Task goal. Copy out each line in the material below that has the word "color".
** start of Given information **
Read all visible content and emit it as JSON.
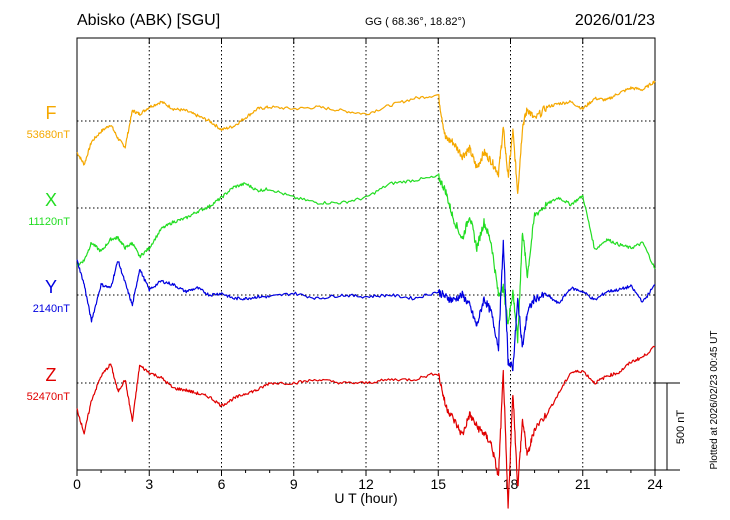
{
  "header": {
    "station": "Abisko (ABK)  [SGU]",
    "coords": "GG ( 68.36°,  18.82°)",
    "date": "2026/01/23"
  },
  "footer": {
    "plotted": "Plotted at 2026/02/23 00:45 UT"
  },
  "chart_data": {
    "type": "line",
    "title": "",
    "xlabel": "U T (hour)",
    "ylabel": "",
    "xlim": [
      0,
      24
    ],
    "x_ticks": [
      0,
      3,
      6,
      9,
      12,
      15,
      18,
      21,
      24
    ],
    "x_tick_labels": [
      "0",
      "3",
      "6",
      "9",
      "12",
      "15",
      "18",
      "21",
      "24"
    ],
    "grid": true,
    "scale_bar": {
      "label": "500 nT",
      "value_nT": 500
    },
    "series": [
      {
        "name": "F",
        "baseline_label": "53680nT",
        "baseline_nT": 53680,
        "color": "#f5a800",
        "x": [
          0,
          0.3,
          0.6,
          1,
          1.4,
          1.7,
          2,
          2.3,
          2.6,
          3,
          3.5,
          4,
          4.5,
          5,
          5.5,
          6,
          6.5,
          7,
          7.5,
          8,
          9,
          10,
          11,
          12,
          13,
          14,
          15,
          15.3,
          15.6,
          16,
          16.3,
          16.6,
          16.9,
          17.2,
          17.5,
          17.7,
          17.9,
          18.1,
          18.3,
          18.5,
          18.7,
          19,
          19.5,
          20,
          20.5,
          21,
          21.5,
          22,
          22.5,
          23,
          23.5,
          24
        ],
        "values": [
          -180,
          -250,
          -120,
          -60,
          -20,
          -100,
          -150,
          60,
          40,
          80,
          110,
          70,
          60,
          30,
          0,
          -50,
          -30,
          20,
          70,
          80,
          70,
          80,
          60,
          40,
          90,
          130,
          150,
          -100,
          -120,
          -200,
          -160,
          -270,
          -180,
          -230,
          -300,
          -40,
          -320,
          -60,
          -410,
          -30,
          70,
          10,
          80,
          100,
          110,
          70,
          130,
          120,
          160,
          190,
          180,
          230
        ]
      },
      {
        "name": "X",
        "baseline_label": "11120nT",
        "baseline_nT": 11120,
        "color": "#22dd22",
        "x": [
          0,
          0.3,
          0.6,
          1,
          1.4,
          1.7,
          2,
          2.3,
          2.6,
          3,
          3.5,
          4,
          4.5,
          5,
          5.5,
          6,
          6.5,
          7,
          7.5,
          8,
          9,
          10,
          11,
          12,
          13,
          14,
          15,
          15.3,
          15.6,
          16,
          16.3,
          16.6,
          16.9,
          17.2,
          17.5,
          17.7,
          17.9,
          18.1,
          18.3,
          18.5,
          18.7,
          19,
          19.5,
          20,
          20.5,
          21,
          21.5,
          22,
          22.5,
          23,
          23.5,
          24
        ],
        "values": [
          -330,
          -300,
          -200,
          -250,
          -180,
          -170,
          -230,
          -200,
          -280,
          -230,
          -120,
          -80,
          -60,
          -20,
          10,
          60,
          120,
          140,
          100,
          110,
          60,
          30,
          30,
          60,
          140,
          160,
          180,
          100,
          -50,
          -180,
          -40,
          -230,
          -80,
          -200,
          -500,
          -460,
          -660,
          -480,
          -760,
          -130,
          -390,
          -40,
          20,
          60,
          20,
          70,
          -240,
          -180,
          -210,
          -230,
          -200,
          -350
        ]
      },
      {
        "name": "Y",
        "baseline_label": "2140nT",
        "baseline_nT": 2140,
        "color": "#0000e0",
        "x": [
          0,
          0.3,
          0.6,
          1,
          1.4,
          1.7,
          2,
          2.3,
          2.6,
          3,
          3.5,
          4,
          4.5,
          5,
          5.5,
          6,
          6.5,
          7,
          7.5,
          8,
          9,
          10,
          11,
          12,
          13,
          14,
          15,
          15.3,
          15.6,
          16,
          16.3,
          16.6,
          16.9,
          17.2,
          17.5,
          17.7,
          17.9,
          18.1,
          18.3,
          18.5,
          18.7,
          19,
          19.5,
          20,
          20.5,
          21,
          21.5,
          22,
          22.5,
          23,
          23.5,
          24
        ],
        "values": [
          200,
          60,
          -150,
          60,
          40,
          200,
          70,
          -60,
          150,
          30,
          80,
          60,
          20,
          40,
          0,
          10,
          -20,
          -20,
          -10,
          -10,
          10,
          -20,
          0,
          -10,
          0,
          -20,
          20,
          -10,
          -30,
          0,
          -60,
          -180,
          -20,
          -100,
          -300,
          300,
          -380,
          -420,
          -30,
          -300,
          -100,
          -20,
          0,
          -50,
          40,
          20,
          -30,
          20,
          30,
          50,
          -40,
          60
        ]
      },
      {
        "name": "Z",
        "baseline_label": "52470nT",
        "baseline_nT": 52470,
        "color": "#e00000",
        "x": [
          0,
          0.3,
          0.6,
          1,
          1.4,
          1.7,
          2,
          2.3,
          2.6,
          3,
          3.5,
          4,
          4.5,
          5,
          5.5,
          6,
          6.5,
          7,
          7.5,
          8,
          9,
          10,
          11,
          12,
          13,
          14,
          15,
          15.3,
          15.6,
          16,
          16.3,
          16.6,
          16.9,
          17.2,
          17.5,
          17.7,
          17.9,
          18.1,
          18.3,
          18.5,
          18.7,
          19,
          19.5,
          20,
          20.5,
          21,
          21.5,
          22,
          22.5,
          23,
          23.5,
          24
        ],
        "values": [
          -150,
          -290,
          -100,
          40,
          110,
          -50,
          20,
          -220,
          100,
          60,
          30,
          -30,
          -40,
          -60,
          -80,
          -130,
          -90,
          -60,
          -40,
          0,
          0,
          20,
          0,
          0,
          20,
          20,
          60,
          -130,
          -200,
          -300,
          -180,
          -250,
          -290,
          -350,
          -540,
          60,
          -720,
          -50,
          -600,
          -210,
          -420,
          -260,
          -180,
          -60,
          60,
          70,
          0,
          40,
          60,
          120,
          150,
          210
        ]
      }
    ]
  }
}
** end of Given information **
Full output.
        "color": "#f5a800",
        "color": "#22dd22",
        "color": "#0000e0",
        "color": "#e00000",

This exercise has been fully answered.